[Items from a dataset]
++++

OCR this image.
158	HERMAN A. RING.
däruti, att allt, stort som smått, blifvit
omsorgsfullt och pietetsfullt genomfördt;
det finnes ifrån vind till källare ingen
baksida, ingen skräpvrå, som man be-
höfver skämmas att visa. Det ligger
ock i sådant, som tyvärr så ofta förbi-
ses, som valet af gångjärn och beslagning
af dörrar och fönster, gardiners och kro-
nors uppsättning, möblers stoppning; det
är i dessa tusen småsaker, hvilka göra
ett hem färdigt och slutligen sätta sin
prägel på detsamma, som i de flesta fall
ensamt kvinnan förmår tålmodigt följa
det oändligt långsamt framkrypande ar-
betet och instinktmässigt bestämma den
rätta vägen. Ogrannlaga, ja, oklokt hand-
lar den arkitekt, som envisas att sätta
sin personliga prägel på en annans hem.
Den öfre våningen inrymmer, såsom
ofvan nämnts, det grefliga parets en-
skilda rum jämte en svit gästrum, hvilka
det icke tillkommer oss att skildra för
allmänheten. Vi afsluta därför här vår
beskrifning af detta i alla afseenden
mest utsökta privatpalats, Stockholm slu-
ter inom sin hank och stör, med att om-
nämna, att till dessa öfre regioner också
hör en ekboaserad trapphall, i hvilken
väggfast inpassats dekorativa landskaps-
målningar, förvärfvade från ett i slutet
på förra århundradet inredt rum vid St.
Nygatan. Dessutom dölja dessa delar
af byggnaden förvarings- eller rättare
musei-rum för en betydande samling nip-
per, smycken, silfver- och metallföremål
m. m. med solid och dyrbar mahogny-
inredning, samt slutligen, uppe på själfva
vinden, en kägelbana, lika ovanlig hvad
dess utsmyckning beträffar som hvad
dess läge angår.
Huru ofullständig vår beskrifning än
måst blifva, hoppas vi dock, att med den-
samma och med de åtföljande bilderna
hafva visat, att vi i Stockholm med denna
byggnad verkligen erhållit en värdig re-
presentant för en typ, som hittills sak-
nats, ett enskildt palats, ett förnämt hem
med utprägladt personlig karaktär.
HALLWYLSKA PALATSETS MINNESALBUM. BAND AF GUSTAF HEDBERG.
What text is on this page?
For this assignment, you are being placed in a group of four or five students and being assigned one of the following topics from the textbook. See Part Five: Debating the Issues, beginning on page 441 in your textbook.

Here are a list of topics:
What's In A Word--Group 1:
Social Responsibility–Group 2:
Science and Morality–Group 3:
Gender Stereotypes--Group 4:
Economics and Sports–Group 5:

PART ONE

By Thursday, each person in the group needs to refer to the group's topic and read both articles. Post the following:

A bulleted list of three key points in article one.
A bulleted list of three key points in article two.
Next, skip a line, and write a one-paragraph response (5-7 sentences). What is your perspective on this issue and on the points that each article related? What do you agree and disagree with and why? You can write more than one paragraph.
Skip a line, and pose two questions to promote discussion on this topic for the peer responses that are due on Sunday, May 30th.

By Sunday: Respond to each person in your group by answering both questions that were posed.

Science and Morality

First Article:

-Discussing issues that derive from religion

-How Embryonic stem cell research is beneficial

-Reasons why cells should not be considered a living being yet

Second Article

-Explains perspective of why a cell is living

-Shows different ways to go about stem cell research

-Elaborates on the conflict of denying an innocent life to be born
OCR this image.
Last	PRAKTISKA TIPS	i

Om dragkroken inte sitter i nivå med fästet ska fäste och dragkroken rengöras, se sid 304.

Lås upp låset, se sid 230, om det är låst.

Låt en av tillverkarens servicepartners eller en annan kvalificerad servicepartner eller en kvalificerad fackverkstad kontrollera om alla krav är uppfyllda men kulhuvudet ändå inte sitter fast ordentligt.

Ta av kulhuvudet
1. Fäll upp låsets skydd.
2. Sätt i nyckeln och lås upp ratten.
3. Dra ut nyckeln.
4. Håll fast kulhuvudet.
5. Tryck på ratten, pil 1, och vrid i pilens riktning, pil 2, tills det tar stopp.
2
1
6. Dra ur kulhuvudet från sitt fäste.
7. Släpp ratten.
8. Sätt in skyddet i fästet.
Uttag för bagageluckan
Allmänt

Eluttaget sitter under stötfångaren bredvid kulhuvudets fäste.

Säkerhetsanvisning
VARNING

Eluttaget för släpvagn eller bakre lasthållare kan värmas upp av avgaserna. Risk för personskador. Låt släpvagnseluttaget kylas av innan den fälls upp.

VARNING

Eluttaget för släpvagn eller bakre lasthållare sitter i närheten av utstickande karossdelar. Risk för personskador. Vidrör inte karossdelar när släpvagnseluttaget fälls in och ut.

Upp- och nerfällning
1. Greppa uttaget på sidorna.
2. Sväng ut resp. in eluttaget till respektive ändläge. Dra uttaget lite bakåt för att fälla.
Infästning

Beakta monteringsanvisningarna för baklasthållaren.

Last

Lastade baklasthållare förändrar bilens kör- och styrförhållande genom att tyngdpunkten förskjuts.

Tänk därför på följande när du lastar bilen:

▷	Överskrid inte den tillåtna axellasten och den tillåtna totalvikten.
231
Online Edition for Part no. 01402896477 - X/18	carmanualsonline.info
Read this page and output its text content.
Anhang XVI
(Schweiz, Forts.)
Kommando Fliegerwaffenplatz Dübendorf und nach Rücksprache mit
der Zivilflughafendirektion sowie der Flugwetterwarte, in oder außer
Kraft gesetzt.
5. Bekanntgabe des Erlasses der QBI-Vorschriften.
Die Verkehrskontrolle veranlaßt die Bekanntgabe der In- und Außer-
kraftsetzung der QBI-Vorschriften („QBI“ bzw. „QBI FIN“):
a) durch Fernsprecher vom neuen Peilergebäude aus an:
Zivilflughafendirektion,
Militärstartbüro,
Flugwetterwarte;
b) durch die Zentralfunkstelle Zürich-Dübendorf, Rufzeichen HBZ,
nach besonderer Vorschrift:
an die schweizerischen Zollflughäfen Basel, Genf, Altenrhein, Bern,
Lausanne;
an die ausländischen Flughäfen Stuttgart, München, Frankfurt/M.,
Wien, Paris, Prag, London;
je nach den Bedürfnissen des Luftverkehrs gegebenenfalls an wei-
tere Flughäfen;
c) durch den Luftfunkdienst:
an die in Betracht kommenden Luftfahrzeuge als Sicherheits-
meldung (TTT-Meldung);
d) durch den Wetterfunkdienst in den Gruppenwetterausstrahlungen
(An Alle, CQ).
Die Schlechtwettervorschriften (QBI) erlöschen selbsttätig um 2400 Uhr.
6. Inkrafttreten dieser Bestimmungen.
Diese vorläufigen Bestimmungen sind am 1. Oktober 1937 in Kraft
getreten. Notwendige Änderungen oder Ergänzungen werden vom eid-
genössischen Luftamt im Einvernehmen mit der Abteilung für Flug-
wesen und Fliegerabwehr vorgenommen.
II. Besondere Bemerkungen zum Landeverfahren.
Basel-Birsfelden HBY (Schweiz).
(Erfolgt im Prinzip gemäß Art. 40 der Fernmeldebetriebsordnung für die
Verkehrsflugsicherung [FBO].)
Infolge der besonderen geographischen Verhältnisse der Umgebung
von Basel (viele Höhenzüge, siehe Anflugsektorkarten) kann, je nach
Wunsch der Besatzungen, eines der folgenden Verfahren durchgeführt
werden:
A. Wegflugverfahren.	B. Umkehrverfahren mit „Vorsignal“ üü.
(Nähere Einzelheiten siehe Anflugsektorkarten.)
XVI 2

++++

## WORK TO BE COMPLETED
Copy all the lines above that hold the string "öfre".

## OUTPUT OF THE TASK
Den öfre våningen inrymmer, såsom
nämna, att till dessa öfre regioner också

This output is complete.